Scan the lines below for the string "this" and copy every one that has it.

**INFORMATION PROVIDED:**

# # # # #

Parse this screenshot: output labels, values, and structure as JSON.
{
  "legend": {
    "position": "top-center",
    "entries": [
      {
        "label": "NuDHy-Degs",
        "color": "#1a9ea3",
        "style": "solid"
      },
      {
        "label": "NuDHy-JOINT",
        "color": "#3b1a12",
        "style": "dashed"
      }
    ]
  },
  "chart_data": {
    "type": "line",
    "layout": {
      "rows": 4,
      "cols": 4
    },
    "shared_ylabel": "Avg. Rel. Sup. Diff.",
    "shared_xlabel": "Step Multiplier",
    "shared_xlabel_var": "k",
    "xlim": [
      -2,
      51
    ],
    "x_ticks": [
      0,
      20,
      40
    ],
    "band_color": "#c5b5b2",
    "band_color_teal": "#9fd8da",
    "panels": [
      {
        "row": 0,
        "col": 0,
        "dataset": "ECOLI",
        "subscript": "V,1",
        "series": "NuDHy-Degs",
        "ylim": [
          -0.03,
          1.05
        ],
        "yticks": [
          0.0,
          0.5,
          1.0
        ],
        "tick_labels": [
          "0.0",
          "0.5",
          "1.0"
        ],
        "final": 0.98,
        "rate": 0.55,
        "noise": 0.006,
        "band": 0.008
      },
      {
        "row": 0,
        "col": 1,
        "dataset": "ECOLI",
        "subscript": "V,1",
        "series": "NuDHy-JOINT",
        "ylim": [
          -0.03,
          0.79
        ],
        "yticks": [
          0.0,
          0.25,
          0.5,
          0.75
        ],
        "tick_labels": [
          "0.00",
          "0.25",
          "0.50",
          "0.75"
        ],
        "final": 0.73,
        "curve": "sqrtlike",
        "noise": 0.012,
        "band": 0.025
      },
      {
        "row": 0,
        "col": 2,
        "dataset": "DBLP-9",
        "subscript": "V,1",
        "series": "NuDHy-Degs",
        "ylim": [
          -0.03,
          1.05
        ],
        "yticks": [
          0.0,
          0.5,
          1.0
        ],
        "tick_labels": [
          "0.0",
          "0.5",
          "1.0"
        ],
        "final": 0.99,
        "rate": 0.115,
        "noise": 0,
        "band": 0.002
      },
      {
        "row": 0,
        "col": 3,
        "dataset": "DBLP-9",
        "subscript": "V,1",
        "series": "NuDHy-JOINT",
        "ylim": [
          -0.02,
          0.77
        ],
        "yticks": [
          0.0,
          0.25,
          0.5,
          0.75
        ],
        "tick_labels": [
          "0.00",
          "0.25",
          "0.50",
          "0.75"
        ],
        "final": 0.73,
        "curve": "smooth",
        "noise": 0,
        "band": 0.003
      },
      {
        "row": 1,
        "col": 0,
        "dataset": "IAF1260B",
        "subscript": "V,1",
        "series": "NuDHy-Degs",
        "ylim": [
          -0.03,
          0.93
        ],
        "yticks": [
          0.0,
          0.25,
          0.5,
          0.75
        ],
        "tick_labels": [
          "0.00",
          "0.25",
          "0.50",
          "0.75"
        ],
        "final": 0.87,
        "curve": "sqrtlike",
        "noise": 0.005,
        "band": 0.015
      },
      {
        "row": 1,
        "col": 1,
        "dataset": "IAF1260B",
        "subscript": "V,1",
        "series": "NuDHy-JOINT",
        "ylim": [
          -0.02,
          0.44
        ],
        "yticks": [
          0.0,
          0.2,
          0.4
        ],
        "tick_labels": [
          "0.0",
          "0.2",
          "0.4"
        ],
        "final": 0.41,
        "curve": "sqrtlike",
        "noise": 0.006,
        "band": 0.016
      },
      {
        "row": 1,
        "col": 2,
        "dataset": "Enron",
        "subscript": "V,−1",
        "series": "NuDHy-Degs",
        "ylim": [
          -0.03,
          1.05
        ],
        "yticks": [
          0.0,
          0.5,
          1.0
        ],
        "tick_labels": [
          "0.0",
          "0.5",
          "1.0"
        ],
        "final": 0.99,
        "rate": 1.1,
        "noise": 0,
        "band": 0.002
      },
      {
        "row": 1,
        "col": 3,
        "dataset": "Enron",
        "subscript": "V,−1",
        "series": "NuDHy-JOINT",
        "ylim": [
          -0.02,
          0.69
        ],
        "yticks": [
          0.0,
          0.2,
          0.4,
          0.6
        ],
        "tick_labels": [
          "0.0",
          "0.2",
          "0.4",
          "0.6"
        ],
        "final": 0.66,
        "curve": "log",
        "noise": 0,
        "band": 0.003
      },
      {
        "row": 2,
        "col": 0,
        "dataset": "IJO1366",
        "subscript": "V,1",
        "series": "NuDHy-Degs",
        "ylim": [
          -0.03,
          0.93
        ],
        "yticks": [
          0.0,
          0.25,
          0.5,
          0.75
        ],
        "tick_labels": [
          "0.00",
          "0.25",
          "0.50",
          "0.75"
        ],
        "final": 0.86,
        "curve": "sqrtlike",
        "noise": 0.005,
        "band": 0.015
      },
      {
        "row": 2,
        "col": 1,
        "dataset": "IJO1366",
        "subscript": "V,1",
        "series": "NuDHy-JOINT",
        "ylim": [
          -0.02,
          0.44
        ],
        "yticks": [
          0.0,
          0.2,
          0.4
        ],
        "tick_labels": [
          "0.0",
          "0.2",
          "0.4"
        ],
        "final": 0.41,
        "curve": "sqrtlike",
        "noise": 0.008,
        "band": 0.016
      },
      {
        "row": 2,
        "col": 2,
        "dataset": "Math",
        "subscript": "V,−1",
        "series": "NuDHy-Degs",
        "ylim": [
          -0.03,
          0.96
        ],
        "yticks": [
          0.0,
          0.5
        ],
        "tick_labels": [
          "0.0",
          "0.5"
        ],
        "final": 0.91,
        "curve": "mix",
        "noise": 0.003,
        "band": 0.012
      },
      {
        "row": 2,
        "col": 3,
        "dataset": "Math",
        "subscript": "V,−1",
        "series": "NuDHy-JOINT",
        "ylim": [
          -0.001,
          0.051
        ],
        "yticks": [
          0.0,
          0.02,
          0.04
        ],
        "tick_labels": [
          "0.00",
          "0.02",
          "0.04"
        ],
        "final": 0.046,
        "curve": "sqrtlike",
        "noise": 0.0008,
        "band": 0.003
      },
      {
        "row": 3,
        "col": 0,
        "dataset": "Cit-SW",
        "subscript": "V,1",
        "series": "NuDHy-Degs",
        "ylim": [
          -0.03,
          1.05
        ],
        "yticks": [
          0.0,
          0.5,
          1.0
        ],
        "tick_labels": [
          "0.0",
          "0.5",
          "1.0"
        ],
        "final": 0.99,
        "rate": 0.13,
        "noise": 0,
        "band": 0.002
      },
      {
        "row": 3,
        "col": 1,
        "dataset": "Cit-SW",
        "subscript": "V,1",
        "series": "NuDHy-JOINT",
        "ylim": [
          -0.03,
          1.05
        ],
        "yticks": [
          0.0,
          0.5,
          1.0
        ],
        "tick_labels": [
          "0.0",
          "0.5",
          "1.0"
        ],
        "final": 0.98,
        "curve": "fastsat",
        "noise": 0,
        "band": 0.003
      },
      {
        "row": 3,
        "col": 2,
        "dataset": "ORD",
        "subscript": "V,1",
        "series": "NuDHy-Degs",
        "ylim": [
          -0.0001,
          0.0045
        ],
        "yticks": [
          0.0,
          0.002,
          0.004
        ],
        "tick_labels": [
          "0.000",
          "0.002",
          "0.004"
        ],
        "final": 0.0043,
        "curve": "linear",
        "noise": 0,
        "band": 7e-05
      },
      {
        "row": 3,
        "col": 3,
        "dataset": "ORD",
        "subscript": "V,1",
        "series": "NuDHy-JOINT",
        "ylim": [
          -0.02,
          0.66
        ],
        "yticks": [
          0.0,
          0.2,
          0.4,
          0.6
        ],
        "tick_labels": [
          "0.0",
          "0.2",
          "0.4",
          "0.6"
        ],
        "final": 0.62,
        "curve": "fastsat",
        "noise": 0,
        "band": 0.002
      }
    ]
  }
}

# # # # #

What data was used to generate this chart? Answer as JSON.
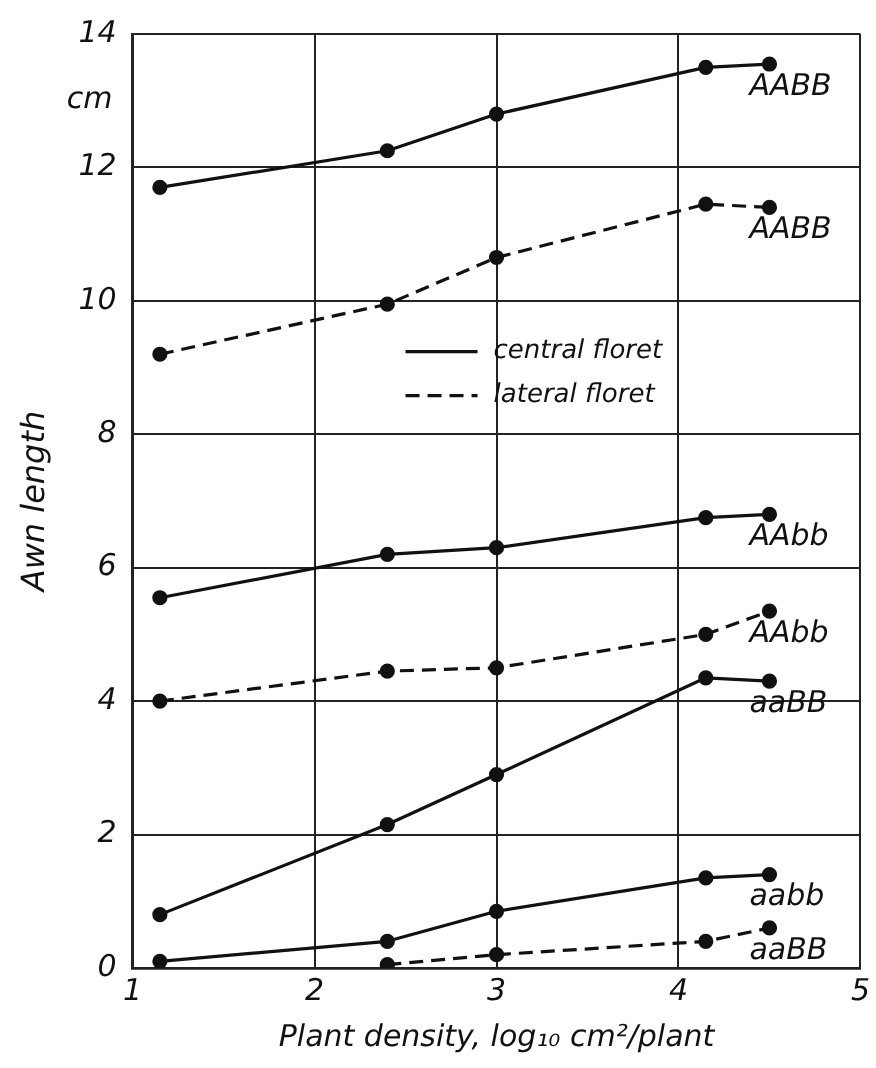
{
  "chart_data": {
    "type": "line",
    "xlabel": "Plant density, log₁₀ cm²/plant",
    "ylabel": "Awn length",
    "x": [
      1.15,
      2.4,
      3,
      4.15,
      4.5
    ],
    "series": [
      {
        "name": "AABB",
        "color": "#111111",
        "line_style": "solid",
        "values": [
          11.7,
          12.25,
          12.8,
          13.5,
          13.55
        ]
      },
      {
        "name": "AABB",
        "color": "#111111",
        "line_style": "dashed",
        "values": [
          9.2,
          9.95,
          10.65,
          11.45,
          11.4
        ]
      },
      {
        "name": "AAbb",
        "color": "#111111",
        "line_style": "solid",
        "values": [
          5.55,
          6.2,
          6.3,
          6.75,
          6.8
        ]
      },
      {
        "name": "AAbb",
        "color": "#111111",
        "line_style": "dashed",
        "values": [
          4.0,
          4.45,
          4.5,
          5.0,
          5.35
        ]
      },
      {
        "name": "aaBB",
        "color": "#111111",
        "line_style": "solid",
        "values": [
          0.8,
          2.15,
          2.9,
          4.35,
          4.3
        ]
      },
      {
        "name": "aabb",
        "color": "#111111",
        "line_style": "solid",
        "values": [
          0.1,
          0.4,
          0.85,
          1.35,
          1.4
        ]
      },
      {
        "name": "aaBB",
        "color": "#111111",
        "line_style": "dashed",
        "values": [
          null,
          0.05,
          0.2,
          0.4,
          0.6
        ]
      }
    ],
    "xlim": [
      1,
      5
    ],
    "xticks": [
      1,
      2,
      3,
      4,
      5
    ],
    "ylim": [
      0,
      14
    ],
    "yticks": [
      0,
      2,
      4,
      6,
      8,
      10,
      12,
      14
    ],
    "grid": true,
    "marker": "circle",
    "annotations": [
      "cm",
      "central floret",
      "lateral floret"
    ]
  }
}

# # # # #

**RESPONSE BELOW:**
Parse this screenshot: output labels, values, and structure as JSON.
What data was used to generate this chart? Answer as JSON.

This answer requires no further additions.